WHAT YOU SHOULD DO: Check each line of the material below for "подпункте", then copy the ones that contain it.
* Begin RECORDS FOR THE TASK *
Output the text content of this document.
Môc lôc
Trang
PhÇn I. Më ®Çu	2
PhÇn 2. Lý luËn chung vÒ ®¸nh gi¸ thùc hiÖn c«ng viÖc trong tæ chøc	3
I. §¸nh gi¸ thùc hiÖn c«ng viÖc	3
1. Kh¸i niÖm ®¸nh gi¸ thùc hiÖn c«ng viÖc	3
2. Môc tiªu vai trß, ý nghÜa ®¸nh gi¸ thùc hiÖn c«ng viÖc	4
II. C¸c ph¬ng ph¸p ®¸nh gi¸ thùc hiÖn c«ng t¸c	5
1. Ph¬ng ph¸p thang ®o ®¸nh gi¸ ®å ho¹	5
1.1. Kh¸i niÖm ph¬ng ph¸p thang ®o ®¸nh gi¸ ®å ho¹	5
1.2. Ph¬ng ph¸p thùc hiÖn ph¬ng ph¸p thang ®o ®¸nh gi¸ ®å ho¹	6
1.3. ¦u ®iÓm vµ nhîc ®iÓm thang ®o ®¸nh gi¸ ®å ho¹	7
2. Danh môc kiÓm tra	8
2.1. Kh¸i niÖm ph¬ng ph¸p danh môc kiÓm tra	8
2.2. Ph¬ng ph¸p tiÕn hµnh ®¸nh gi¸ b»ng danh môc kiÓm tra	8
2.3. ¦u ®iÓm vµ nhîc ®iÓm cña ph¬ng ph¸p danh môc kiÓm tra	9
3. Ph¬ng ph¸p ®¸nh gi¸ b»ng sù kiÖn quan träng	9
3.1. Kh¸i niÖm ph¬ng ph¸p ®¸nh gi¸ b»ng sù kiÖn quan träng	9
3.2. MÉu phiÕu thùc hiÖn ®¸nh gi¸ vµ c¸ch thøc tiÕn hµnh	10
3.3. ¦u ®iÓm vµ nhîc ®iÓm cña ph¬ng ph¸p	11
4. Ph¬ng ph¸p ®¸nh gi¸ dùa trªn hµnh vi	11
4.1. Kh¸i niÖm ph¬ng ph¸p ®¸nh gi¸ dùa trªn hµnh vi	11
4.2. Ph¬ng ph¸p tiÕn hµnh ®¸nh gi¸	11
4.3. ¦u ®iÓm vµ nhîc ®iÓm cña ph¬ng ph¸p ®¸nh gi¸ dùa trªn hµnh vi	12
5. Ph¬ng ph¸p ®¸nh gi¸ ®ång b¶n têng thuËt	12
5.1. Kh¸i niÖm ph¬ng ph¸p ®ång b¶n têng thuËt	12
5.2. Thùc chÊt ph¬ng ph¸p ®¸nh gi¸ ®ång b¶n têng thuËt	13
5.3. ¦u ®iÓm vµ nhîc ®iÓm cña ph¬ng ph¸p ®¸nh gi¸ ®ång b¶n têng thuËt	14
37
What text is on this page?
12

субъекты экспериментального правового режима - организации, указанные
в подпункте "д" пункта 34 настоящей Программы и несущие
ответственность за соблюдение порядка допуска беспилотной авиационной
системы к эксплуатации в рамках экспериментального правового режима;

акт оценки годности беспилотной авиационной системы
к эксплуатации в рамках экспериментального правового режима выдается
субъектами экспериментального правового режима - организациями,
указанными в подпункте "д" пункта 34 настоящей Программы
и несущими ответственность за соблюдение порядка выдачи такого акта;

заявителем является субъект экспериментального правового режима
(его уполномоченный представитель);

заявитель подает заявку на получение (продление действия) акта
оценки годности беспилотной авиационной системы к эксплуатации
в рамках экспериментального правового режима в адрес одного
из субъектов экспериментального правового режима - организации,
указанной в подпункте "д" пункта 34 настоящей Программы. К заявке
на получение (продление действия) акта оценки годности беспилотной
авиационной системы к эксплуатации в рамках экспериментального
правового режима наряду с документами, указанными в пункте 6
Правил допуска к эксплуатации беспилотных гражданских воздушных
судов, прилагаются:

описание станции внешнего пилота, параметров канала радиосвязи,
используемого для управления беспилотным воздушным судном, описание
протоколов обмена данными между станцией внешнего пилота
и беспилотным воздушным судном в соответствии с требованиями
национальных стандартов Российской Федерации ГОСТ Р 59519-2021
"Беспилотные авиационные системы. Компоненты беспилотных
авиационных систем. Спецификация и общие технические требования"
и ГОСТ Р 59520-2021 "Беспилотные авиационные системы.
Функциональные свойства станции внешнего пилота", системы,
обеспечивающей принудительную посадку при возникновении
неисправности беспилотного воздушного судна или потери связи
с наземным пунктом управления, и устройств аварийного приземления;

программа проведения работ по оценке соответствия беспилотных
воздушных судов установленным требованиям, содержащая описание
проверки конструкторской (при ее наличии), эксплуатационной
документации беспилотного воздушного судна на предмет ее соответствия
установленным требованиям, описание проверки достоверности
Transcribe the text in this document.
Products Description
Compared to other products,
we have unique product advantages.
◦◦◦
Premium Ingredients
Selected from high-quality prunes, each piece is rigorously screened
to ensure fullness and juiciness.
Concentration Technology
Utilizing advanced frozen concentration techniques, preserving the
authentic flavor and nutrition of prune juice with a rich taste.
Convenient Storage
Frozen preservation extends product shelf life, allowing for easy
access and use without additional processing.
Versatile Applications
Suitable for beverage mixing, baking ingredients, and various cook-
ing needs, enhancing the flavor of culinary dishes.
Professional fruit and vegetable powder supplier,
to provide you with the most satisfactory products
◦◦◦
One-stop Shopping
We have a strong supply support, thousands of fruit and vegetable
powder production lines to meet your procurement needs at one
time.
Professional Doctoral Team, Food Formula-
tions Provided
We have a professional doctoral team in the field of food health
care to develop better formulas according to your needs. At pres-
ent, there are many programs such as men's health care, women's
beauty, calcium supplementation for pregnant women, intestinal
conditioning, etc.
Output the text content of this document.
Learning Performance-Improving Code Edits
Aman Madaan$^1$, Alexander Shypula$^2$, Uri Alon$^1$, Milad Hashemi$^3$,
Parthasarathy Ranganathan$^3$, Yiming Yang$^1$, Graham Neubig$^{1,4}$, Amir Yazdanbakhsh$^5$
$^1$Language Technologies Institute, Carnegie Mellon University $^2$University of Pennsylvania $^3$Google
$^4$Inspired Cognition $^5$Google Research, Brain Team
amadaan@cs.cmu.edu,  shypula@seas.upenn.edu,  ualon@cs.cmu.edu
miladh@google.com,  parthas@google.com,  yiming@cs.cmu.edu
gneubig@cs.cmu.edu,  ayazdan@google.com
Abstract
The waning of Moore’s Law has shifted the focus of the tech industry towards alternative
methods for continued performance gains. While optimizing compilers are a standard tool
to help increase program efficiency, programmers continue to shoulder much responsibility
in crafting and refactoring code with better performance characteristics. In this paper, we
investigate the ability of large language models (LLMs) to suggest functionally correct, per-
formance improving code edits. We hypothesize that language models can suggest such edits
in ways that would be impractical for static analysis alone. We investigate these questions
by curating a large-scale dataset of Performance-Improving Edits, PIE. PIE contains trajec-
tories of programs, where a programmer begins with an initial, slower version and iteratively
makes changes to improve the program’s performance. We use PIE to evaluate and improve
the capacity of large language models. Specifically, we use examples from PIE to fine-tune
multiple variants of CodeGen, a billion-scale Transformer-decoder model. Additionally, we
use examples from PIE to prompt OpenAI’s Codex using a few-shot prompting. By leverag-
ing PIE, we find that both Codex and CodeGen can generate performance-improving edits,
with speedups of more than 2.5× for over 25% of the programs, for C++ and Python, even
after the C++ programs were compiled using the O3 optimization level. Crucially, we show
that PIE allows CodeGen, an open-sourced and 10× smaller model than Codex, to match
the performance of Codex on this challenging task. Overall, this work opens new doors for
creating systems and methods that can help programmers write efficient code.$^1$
* End RECORDS FOR THE TASK *
EXERCISE SOLUTION:
в подпункте "д" пункта 34 настоящей Программы и несущие
указанными в подпункте "д" пункта 34 настоящей Программы
указанной в подпункте "д" пункта 34 настоящей Программы. К заявке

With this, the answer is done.